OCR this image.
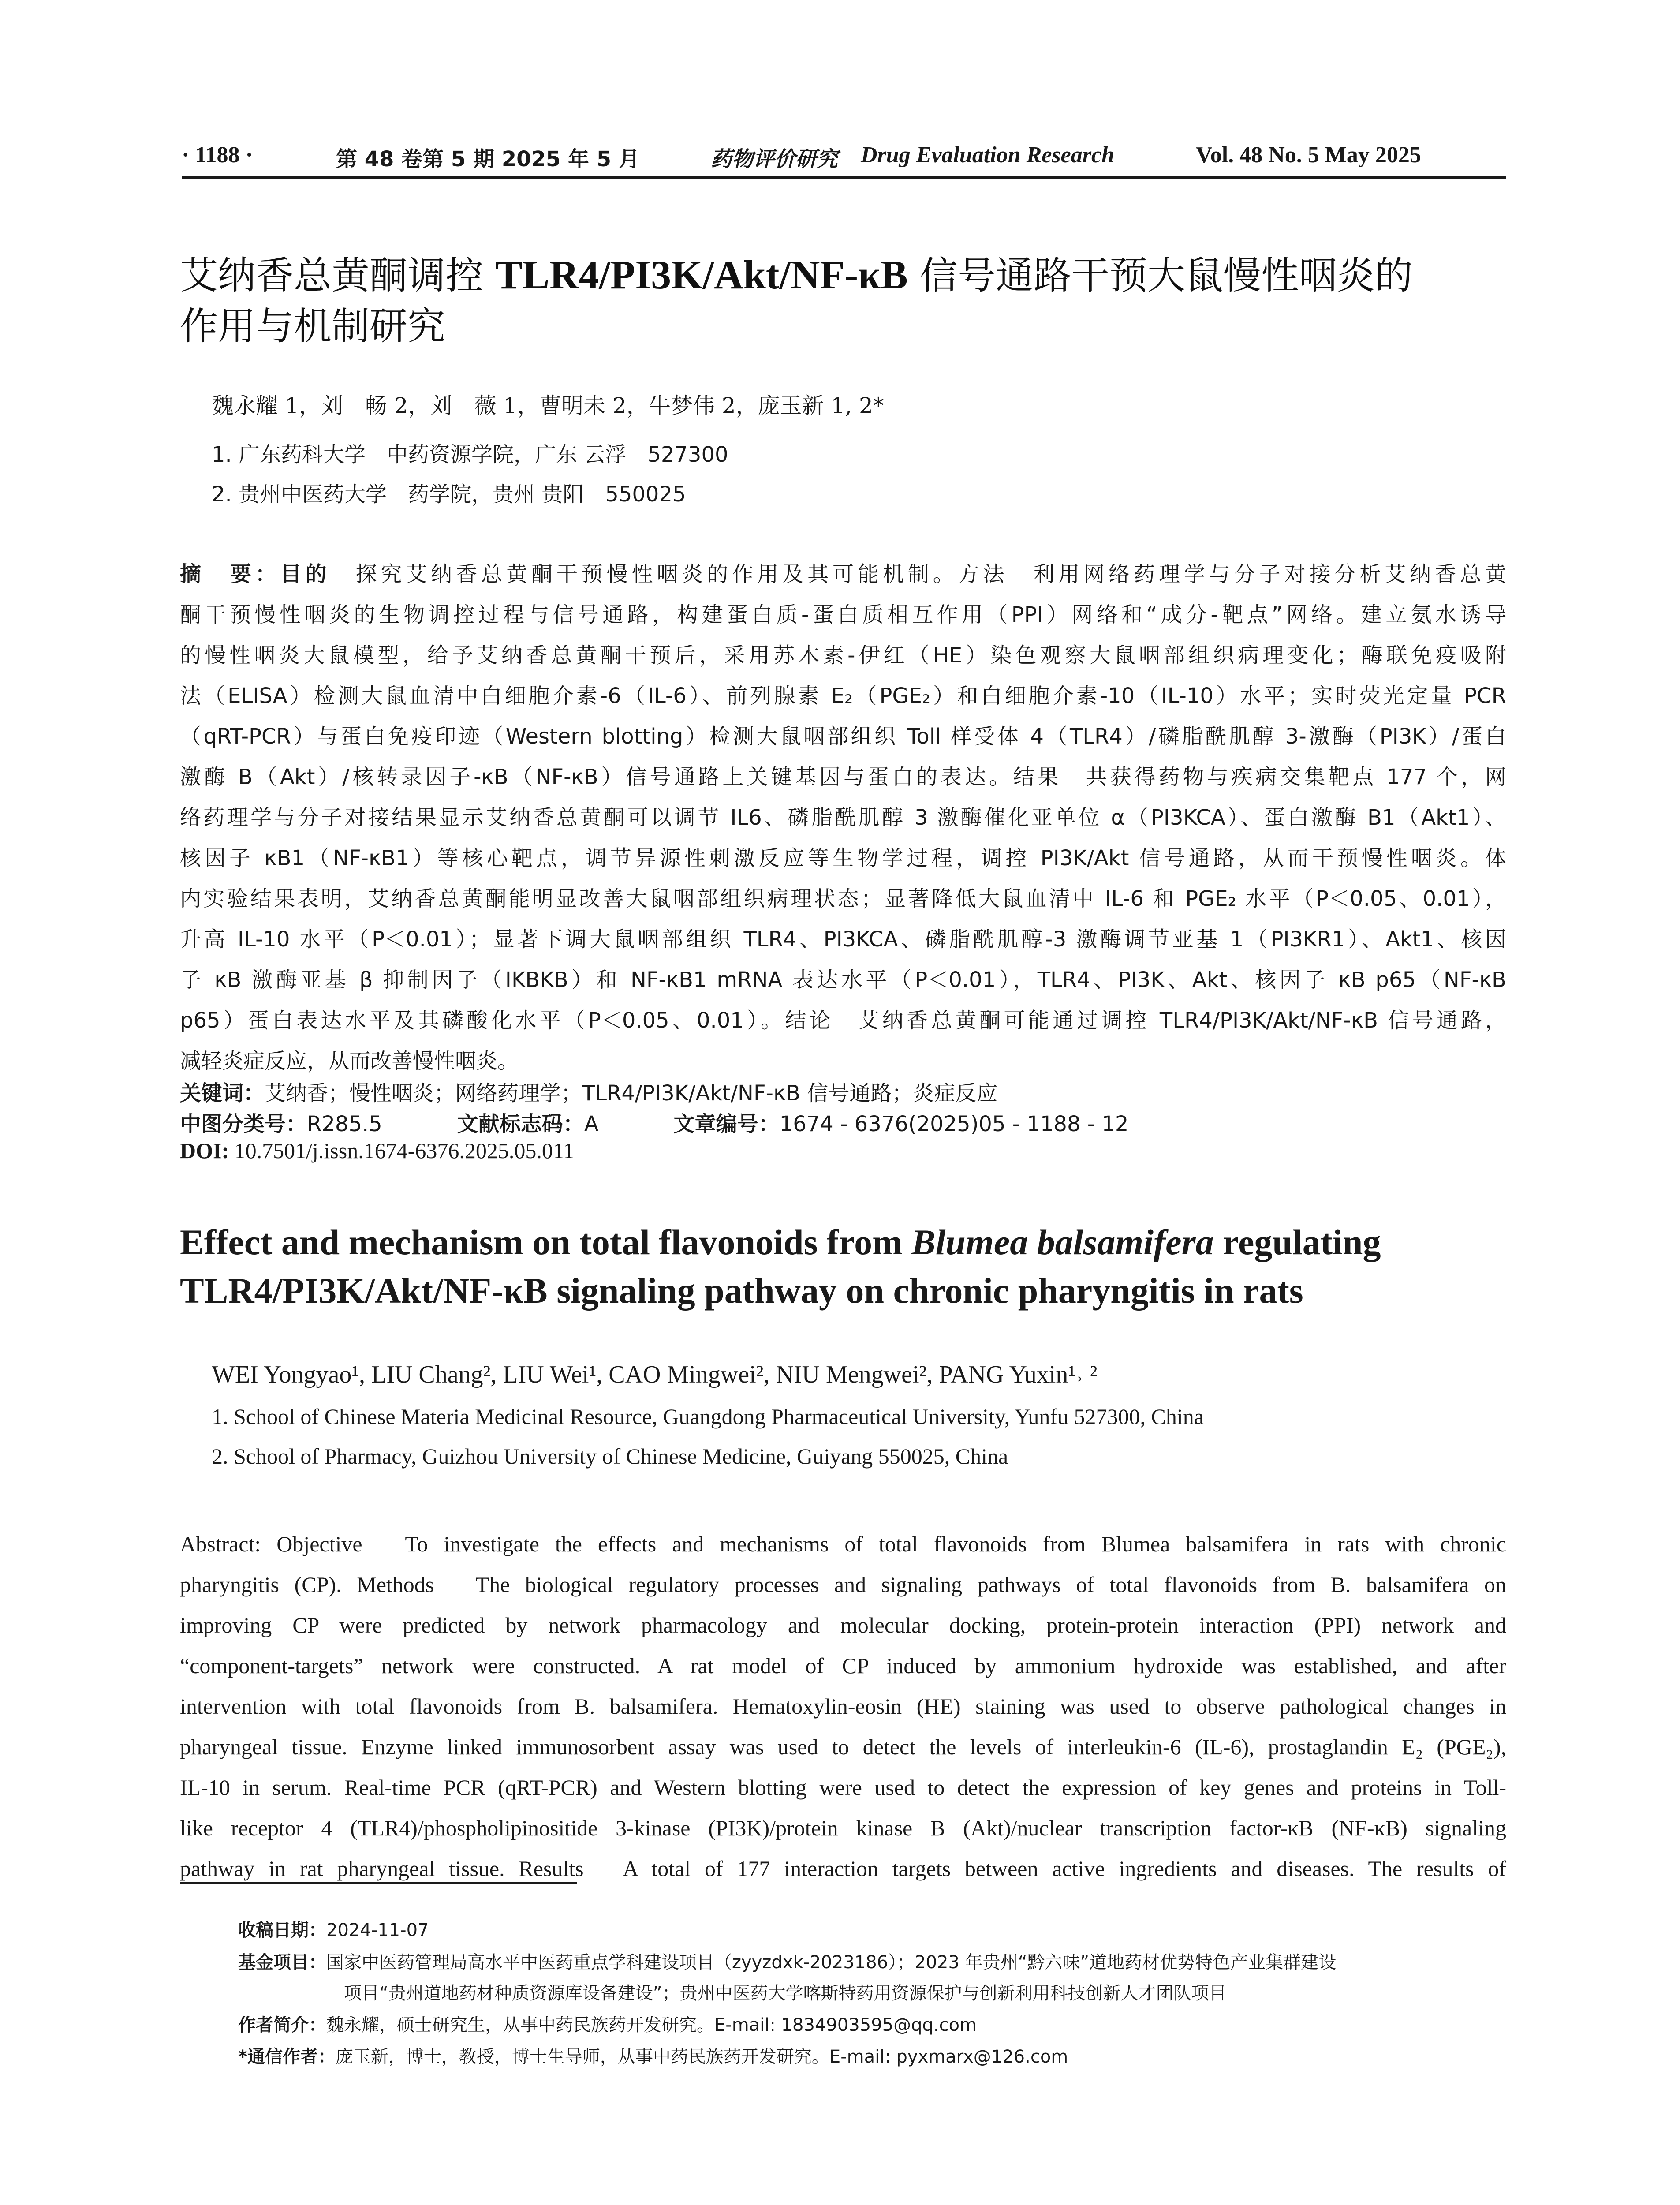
· 1188 ·	第 48 卷第 5 期 2025 年 5 月	药物评价研究 Drug Evaluation Research	Vol. 48 No. 5 May 2025
艾纳香总黄酮调控 TLR4/PI3K/Akt/NF-κB 信号通路干预大鼠慢性咽炎的
作用与机制研究
魏永耀 1，刘　畅 2，刘　薇 1，曹明未 2，牛梦伟 2，庞玉新 1, 2*
1. 广东药科大学　中药资源学院，广东 云浮　527300
2. 贵州中医药大学　药学院，贵州 贵阳　550025
摘　要：目的　探究艾纳香总黄酮干预慢性咽炎的作用及其可能机制。方法　利用网络药理学与分子对接分析艾纳香总黄
酮干预慢性咽炎的生物调控过程与信号通路，构建蛋白质-蛋白质相互作用（PPI）网络和“成分-靶点”网络。建立氨水诱导
的慢性咽炎大鼠模型，给予艾纳香总黄酮干预后，采用苏木素-伊红（HE）染色观察大鼠咽部组织病理变化；酶联免疫吸附
法（ELISA）检测大鼠血清中白细胞介素-6（IL-6）、前列腺素 E₂（PGE₂）和白细胞介素-10（IL-10）水平；实时荧光定量 PCR
（qRT-PCR）与蛋白免疫印迹（Western blotting）检测大鼠咽部组织 Toll 样受体 4（TLR4）/磷脂酰肌醇 3-激酶（PI3K）/蛋白
激酶 B（Akt）/核转录因子-κB（NF-κB）信号通路上关键基因与蛋白的表达。结果　共获得药物与疾病交集靶点 177 个，网
络药理学与分子对接结果显示艾纳香总黄酮可以调节 IL6、磷脂酰肌醇 3 激酶催化亚单位 α（PI3KCA）、蛋白激酶 B1（Akt1）、
核因子 κB1（NF-κB1）等核心靶点，调节异源性刺激反应等生物学过程，调控 PI3K/Akt 信号通路，从而干预慢性咽炎。体
内实验结果表明，艾纳香总黄酮能明显改善大鼠咽部组织病理状态；显著降低大鼠血清中 IL-6 和 PGE₂ 水平（P＜0.05、0.01），
升高 IL-10 水平（P＜0.01）；显著下调大鼠咽部组织 TLR4、PI3KCA、磷脂酰肌醇-3 激酶调节亚基 1（PI3KR1）、Akt1、核因
子 κB 激酶亚基 β 抑制因子（IKBKB）和 NF-κB1 mRNA 表达水平（P＜0.01），TLR4、PI3K、Akt、核因子 κB p65（NF-κB
p65）蛋白表达水平及其磷酸化水平（P＜0.05、0.01）。结论　艾纳香总黄酮可能通过调控 TLR4/PI3K/Akt/NF-κB 信号通路，
减轻炎症反应，从而改善慢性咽炎。
关键词：艾纳香；慢性咽炎；网络药理学；TLR4/PI3K/Akt/NF-κB 信号通路；炎症反应
中图分类号：R285.5	文献标志码：A	文章编号：1674 - 6376(2025)05 - 1188 - 12
DOI: 10.7501/j.issn.1674-6376.2025.05.011
Effect and mechanism on total flavonoids from Blumea balsamifera regulating
TLR4/PI3K/Akt/NF-κB signaling pathway on chronic pharyngitis in rats
WEI Yongyao¹, LIU Chang², LIU Wei¹, CAO Mingwei², NIU Mengwei², PANG Yuxin¹˒ ²
1. School of Chinese Materia Medicinal Resource, Guangdong Pharmaceutical University, Yunfu 527300, China
2. School of Pharmacy, Guizhou University of Chinese Medicine, Guiyang 550025, China
Abstract: Objective　To investigate the effects and mechanisms of total flavonoids from Blumea balsamifera in rats with chronic
pharyngitis (CP). Methods　The biological regulatory processes and signaling pathways of total flavonoids from B. balsamifera on
improving CP were predicted by network pharmacology and molecular docking, protein-protein interaction (PPI) network and
“component-targets” network were constructed. A rat model of CP induced by ammonium hydroxide was established, and after
intervention with total flavonoids from B. balsamifera. Hematoxylin-eosin (HE) staining was used to observe pathological changes in
pharyngeal tissue. Enzyme linked immunosorbent assay was used to detect the levels of interleukin-6 (IL-6), prostaglandin E₂ (PGE₂),
IL-10 in serum. Real-time PCR (qRT-PCR) and Western blotting were used to detect the expression of key genes and proteins in Toll-
like receptor 4 (TLR4)/phospholipinositide 3-kinase (PI3K)/protein kinase B (Akt)/nuclear transcription factor-κB (NF-κB) signaling
pathway in rat pharyngeal tissue. Results　A total of 177 interaction targets between active ingredients and diseases. The results of
收稿日期：2024-11-07
基金项目：国家中医药管理局高水平中医药重点学科建设项目（zyyzdxk-2023186）；2023 年贵州“黔六味”道地药材优势特色产业集群建设
项目“贵州道地药材种质资源库设备建设”；贵州中医药大学喀斯特药用资源保护与创新利用科技创新人才团队项目
作者简介：魏永耀，硕士研究生，从事中药民族药开发研究。E-mail: 1834903595@qq.com
*通信作者：庞玉新，博士，教授，博士生导师，从事中药民族药开发研究。E-mail: pyxmarx@126.com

PROBLEM DETAILS
Could you retype the records above exactly, omitting the pictures?

RESPONSE FOR THIS EXERCISE
OCR this image.
· 1188 ·	第 48 卷第 5 期 2025 年 5 月	药物评价研究 Drug Evaluation Research	Vol. 48 No. 5 May 2025
艾纳香总黄酮调控 TLR4/PI3K/Akt/NF-κB 信号通路干预大鼠慢性咽炎的
作用与机制研究
魏永耀 1，刘　畅 2，刘　薇 1，曹明未 2，牛梦伟 2，庞玉新 1, 2*
1. 广东药科大学　中药资源学院，广东 云浮　527300
2. 贵州中医药大学　药学院，贵州 贵阳　550025
摘　要：目的　探究艾纳香总黄酮干预慢性咽炎的作用及其可能机制。方法　利用网络药理学与分子对接分析艾纳香总黄
酮干预慢性咽炎的生物调控过程与信号通路，构建蛋白质-蛋白质相互作用（PPI）网络和“成分-靶点”网络。建立氨水诱导
的慢性咽炎大鼠模型，给予艾纳香总黄酮干预后，采用苏木素-伊红（HE）染色观察大鼠咽部组织病理变化；酶联免疫吸附
法（ELISA）检测大鼠血清中白细胞介素-6（IL-6）、前列腺素 E₂（PGE₂）和白细胞介素-10（IL-10）水平；实时荧光定量 PCR
（qRT-PCR）与蛋白免疫印迹（Western blotting）检测大鼠咽部组织 Toll 样受体 4（TLR4）/磷脂酰肌醇 3-激酶（PI3K）/蛋白
激酶 B（Akt）/核转录因子-κB（NF-κB）信号通路上关键基因与蛋白的表达。结果　共获得药物与疾病交集靶点 177 个，网
络药理学与分子对接结果显示艾纳香总黄酮可以调节 IL6、磷脂酰肌醇 3 激酶催化亚单位 α（PI3KCA）、蛋白激酶 B1（Akt1）、
核因子 κB1（NF-κB1）等核心靶点，调节异源性刺激反应等生物学过程，调控 PI3K/Akt 信号通路，从而干预慢性咽炎。体
内实验结果表明，艾纳香总黄酮能明显改善大鼠咽部组织病理状态；显著降低大鼠血清中 IL-6 和 PGE₂ 水平（P＜0.05、0.01），
升高 IL-10 水平（P＜0.01）；显著下调大鼠咽部组织 TLR4、PI3KCA、磷脂酰肌醇-3 激酶调节亚基 1（PI3KR1）、Akt1、核因
子 κB 激酶亚基 β 抑制因子（IKBKB）和 NF-κB1 mRNA 表达水平（P＜0.01），TLR4、PI3K、Akt、核因子 κB p65（NF-κB
p65）蛋白表达水平及其磷酸化水平（P＜0.05、0.01）。结论　艾纳香总黄酮可能通过调控 TLR4/PI3K/Akt/NF-κB 信号通路，
减轻炎症反应，从而改善慢性咽炎。
关键词：艾纳香；慢性咽炎；网络药理学；TLR4/PI3K/Akt/NF-κB 信号通路；炎症反应
中图分类号：R285.5	文献标志码：A	文章编号：1674 - 6376(2025)05 - 1188 - 12
DOI: 10.7501/j.issn.1674-6376.2025.05.011
Effect and mechanism on total flavonoids from Blumea balsamifera regulating
TLR4/PI3K/Akt/NF-κB signaling pathway on chronic pharyngitis in rats
WEI Yongyao¹, LIU Chang², LIU Wei¹, CAO Mingwei², NIU Mengwei², PANG Yuxin¹˒ ²
1. School of Chinese Materia Medicinal Resource, Guangdong Pharmaceutical University, Yunfu 527300, China
2. School of Pharmacy, Guizhou University of Chinese Medicine, Guiyang 550025, China
Abstract: Objective　To investigate the effects and mechanisms of total flavonoids from Blumea balsamifera in rats with chronic
pharyngitis (CP). Methods　The biological regulatory processes and signaling pathways of total flavonoids from B. balsamifera on
improving CP were predicted by network pharmacology and molecular docking, protein-protein interaction (PPI) network and
“component-targets” network were constructed. A rat model of CP induced by ammonium hydroxide was established, and after
intervention with total flavonoids from B. balsamifera. Hematoxylin-eosin (HE) staining was used to observe pathological changes in
pharyngeal tissue. Enzyme linked immunosorbent assay was used to detect the levels of interleukin-6 (IL-6), prostaglandin E₂ (PGE₂),
IL-10 in serum. Real-time PCR (qRT-PCR) and Western blotting were used to detect the expression of key genes and proteins in Toll-
like receptor 4 (TLR4)/phospholipinositide 3-kinase (PI3K)/protein kinase B (Akt)/nuclear transcription factor-κB (NF-κB) signaling
pathway in rat pharyngeal tissue. Results　A total of 177 interaction targets between active ingredients and diseases. The results of
收稿日期：2024-11-07
基金项目：国家中医药管理局高水平中医药重点学科建设项目（zyyzdxk-2023186）；2023 年贵州“黔六味”道地药材优势特色产业集群建设
项目“贵州道地药材种质资源库设备建设”；贵州中医药大学喀斯特药用资源保护与创新利用科技创新人才团队项目
作者简介：魏永耀，硕士研究生，从事中药民族药开发研究。E-mail: 1834903595@qq.com
*通信作者：庞玉新，博士，教授，博士生导师，从事中药民族药开发研究。E-mail: pyxmarx@126.com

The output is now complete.